Stated exercise:
Which lines hold the word "само"? Copy each of them from the material.

Begin Records supplied

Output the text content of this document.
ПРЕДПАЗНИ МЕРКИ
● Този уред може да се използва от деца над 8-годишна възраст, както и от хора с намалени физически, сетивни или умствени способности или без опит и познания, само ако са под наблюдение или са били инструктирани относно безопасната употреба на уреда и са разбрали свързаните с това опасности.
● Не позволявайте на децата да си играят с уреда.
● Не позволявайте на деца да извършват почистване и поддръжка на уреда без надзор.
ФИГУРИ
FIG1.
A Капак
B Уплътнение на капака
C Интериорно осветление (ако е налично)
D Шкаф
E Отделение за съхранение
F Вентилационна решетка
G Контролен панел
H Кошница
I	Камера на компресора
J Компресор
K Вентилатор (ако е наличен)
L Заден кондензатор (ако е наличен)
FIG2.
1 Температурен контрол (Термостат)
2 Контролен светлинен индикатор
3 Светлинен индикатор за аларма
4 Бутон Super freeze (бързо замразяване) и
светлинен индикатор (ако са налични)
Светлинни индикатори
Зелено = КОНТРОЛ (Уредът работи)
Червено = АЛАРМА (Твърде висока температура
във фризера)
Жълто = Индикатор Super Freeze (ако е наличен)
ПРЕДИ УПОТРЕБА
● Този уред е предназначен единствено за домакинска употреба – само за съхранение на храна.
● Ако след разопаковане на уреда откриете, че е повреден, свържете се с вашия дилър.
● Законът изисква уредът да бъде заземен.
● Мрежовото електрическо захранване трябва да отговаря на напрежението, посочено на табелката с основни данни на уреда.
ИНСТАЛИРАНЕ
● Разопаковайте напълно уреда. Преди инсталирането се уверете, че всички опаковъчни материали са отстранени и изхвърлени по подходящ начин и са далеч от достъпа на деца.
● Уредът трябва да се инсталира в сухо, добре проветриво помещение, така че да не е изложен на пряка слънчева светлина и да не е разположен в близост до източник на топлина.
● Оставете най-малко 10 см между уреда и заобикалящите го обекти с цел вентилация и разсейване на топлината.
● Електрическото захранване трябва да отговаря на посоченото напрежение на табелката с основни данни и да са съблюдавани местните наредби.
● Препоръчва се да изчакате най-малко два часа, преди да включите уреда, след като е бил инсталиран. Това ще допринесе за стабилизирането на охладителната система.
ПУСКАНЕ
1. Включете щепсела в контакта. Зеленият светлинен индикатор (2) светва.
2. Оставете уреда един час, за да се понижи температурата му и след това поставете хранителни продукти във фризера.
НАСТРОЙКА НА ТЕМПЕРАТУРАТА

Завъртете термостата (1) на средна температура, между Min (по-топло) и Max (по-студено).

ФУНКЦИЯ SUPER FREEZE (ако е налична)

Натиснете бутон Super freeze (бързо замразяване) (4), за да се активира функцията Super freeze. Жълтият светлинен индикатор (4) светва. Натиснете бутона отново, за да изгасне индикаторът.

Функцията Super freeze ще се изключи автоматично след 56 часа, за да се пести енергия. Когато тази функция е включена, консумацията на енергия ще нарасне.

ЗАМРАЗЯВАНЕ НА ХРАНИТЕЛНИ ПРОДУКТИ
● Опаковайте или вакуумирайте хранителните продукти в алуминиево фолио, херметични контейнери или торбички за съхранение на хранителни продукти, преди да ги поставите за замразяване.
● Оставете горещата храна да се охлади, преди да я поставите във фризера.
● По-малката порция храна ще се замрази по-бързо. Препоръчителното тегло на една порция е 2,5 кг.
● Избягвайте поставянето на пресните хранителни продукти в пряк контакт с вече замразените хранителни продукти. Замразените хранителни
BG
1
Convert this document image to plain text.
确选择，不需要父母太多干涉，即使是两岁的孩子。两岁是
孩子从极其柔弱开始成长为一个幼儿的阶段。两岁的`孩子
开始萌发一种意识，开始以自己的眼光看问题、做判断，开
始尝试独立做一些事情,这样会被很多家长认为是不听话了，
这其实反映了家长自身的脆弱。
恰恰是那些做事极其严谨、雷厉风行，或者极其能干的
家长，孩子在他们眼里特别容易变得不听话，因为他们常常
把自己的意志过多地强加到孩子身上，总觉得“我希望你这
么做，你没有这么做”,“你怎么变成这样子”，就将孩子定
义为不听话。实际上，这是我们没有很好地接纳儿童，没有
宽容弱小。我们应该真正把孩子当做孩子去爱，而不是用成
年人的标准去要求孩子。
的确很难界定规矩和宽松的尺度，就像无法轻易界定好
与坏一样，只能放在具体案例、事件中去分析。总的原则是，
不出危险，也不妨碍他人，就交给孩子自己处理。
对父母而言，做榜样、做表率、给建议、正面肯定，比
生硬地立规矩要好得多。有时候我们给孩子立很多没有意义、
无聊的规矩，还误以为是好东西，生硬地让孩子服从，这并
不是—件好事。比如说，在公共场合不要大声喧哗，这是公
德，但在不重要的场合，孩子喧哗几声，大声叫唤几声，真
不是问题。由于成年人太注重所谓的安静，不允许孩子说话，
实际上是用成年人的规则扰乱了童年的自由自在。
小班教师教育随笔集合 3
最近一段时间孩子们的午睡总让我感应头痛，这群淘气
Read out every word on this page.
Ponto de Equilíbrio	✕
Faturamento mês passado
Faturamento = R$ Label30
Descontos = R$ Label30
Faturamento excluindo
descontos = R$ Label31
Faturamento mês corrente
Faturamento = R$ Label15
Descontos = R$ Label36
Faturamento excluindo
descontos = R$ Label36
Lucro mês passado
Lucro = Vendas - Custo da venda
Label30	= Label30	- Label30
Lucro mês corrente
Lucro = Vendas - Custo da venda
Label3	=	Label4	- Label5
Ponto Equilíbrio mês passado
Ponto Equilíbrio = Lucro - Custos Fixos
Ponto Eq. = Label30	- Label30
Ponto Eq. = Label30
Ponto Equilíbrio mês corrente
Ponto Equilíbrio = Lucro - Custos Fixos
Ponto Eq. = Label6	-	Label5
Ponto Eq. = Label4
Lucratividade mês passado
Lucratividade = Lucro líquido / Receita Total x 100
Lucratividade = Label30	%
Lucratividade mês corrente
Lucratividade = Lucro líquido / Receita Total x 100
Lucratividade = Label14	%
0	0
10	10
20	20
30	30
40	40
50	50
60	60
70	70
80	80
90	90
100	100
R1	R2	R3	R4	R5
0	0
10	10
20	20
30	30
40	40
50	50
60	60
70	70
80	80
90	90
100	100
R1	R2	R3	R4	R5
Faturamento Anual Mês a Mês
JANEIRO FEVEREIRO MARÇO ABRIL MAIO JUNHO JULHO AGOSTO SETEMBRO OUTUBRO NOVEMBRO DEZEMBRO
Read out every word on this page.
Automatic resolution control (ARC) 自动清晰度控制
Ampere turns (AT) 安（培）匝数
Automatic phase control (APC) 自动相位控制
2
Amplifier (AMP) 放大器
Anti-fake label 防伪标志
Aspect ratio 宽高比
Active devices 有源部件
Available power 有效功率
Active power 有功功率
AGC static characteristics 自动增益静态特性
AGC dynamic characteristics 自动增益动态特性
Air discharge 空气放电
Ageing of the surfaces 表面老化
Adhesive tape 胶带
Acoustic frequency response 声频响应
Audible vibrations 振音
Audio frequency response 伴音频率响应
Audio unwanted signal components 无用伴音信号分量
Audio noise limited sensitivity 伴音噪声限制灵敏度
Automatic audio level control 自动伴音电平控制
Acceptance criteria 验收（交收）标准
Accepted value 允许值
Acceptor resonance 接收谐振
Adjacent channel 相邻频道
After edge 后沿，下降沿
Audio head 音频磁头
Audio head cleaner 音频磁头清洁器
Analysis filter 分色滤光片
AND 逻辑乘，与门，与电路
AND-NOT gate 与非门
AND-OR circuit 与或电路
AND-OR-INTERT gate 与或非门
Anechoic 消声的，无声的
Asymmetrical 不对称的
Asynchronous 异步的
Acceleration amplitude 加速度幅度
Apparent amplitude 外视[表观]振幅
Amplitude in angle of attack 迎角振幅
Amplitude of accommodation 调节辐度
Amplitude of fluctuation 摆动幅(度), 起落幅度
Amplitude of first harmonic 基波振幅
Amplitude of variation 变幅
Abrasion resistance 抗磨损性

End Records supplied

Finished task:
● Този уред може да се използва от деца над 8-годишна възраст, както и от хора с намалени физически, сетивни или умствени способности или без опит и познания, само ако са под наблюдение или са били инструктирани относно безопасната употреба на уреда и са разбрали свързаните с това опасности.
● Този уред е предназначен единствено за домакинска употреба – само за съхранение на храна.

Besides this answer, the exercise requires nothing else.